BEGIN The records

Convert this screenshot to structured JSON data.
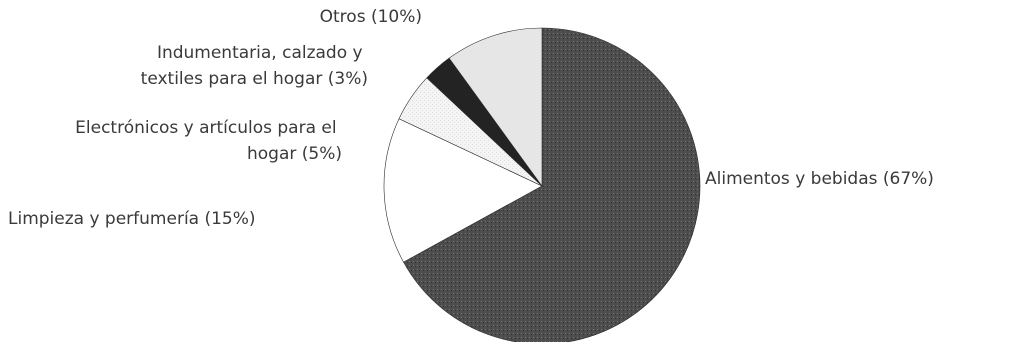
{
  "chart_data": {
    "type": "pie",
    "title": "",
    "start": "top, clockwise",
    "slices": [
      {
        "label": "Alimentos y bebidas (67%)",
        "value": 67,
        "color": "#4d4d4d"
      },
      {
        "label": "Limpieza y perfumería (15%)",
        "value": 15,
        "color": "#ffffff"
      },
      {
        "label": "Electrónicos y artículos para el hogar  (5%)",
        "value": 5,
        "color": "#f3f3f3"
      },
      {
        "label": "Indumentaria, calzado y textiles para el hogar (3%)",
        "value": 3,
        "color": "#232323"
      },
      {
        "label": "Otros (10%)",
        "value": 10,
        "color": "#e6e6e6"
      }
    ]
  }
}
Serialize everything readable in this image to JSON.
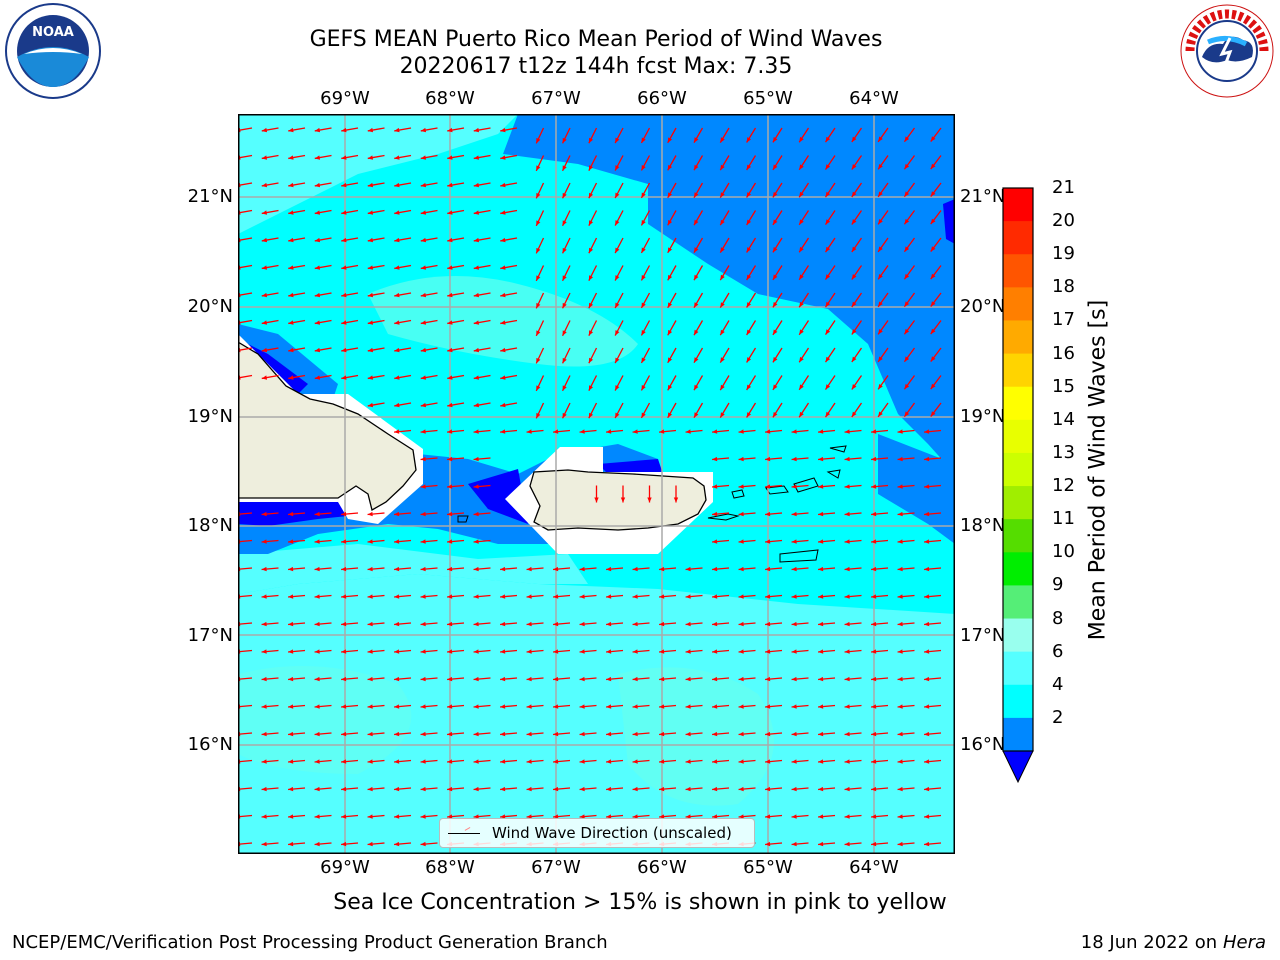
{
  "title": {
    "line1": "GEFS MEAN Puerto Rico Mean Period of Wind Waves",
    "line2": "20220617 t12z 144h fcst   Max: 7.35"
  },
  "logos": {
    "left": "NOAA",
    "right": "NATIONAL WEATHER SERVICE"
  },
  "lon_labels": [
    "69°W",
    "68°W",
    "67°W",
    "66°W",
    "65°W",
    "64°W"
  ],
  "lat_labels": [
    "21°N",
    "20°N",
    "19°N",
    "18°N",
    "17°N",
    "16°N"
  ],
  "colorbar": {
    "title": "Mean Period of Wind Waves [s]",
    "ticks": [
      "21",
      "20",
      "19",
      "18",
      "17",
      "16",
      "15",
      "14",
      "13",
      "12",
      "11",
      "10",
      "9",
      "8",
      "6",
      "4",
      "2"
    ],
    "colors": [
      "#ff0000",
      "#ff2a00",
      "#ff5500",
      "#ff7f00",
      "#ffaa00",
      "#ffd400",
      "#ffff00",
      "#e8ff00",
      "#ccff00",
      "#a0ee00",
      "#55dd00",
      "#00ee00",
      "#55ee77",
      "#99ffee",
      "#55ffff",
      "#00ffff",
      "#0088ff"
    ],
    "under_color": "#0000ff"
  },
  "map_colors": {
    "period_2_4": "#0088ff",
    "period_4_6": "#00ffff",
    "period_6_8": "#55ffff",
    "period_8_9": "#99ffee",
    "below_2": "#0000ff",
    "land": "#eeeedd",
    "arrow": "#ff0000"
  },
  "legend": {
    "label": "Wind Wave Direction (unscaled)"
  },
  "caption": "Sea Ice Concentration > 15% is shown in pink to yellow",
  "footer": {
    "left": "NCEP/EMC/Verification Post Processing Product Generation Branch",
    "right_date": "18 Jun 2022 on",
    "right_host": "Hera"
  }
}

END The records

Stated goal:
Pull out all lines of the data with the string "title".

Written solution:
    "title": "",
  "title": {
    "title": "Mean Period of Wind Waves [s]",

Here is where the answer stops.